▶ _Exercise objective_
Every record below should be printed exactly as given.

▶ _Information given_
>> START

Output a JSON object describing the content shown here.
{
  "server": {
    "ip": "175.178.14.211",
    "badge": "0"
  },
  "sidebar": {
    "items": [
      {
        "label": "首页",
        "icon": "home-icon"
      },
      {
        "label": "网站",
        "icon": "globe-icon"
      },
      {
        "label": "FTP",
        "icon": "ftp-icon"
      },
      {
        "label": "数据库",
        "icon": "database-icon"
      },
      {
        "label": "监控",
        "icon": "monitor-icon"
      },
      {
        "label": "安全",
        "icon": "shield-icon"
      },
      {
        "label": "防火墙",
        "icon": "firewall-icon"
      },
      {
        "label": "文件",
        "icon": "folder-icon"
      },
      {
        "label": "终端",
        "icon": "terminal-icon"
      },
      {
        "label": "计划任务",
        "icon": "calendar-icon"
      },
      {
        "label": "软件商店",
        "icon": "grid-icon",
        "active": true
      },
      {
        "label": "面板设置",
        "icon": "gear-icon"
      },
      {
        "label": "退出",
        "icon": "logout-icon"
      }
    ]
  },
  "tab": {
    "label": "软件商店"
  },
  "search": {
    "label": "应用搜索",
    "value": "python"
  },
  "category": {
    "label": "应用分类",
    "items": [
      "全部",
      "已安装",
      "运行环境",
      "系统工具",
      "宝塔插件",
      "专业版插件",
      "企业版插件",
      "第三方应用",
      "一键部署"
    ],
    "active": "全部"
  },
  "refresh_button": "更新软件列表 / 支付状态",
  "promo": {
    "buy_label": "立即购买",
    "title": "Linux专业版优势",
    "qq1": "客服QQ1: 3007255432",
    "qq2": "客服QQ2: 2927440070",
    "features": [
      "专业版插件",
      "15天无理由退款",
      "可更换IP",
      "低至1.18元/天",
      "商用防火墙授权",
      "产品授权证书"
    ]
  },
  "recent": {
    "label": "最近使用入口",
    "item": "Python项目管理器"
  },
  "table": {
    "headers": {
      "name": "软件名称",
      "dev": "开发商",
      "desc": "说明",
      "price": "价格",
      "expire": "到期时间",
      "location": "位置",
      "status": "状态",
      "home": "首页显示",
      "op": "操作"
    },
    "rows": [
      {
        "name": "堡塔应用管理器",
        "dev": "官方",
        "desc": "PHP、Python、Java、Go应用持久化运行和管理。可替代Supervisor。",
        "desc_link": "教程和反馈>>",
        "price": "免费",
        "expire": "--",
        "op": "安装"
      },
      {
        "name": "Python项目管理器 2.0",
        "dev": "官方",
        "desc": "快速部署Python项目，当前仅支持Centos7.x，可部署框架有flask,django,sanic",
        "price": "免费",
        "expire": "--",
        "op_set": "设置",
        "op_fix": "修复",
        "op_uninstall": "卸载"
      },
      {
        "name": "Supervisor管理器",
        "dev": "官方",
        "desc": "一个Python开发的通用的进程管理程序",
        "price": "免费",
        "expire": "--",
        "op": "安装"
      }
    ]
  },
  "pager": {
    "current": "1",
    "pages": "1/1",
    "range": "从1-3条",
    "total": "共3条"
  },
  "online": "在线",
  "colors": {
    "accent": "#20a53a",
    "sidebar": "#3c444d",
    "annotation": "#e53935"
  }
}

>> END

▶ _Written solution_
Output a JSON object describing the content shown here.
{
  "server": {
    "ip": "175.178.14.211",
    "badge": "0"
  },
  "sidebar": {
    "items": [
      {
        "label": "首页",
        "icon": "home-icon"
      },
      {
        "label": "网站",
        "icon": "globe-icon"
      },
      {
        "label": "FTP",
        "icon": "ftp-icon"
      },
      {
        "label": "数据库",
        "icon": "database-icon"
      },
      {
        "label": "监控",
        "icon": "monitor-icon"
      },
      {
        "label": "安全",
        "icon": "shield-icon"
      },
      {
        "label": "防火墙",
        "icon": "firewall-icon"
      },
      {
        "label": "文件",
        "icon": "folder-icon"
      },
      {
        "label": "终端",
        "icon": "terminal-icon"
      },
      {
        "label": "计划任务",
        "icon": "calendar-icon"
      },
      {
        "label": "软件商店",
        "icon": "grid-icon",
        "active": true
      },
      {
        "label": "面板设置",
        "icon": "gear-icon"
      },
      {
        "label": "退出",
        "icon": "logout-icon"
      }
    ]
  },
  "tab": {
    "label": "软件商店"
  },
  "search": {
    "label": "应用搜索",
    "value": "python"
  },
  "category": {
    "label": "应用分类",
    "items": [
      "全部",
      "已安装",
      "运行环境",
      "系统工具",
      "宝塔插件",
      "专业版插件",
      "企业版插件",
      "第三方应用",
      "一键部署"
    ],
    "active": "全部"
  },
  "refresh_button": "更新软件列表 / 支付状态",
  "promo": {
    "buy_label": "立即购买",
    "title": "Linux专业版优势",
    "qq1": "客服QQ1: 3007255432",
    "qq2": "客服QQ2: 2927440070",
    "features": [
      "专业版插件",
      "15天无理由退款",
      "可更换IP",
      "低至1.18元/天",
      "商用防火墙授权",
      "产品授权证书"
    ]
  },
  "recent": {
    "label": "最近使用入口",
    "item": "Python项目管理器"
  },
  "table": {
    "headers": {
      "name": "软件名称",
      "dev": "开发商",
      "desc": "说明",
      "price": "价格",
      "expire": "到期时间",
      "location": "位置",
      "status": "状态",
      "home": "首页显示",
      "op": "操作"
    },
    "rows": [
      {
        "name": "堡塔应用管理器",
        "dev": "官方",
        "desc": "PHP、Python、Java、Go应用持久化运行和管理。可替代Supervisor。",
        "desc_link": "教程和反馈>>",
        "price": "免费",
        "expire": "--",
        "op": "安装"
      },
      {
        "name": "Python项目管理器 2.0",
        "dev": "官方",
        "desc": "快速部署Python项目，当前仅支持Centos7.x，可部署框架有flask,django,sanic",
        "price": "免费",
        "expire": "--",
        "op_set": "设置",
        "op_fix": "修复",
        "op_uninstall": "卸载"
      },
      {
        "name": "Supervisor管理器",
        "dev": "官方",
        "desc": "一个Python开发的通用的进程管理程序",
        "price": "免费",
        "expire": "--",
        "op": "安装"
      }
    ]
  },
  "pager": {
    "current": "1",
    "pages": "1/1",
    "range": "从1-3条",
    "total": "共3条"
  },
  "online": "在线",
  "colors": {
    "accent": "#20a53a",
    "sidebar": "#3c444d",
    "annotation": "#e53935"
  }
}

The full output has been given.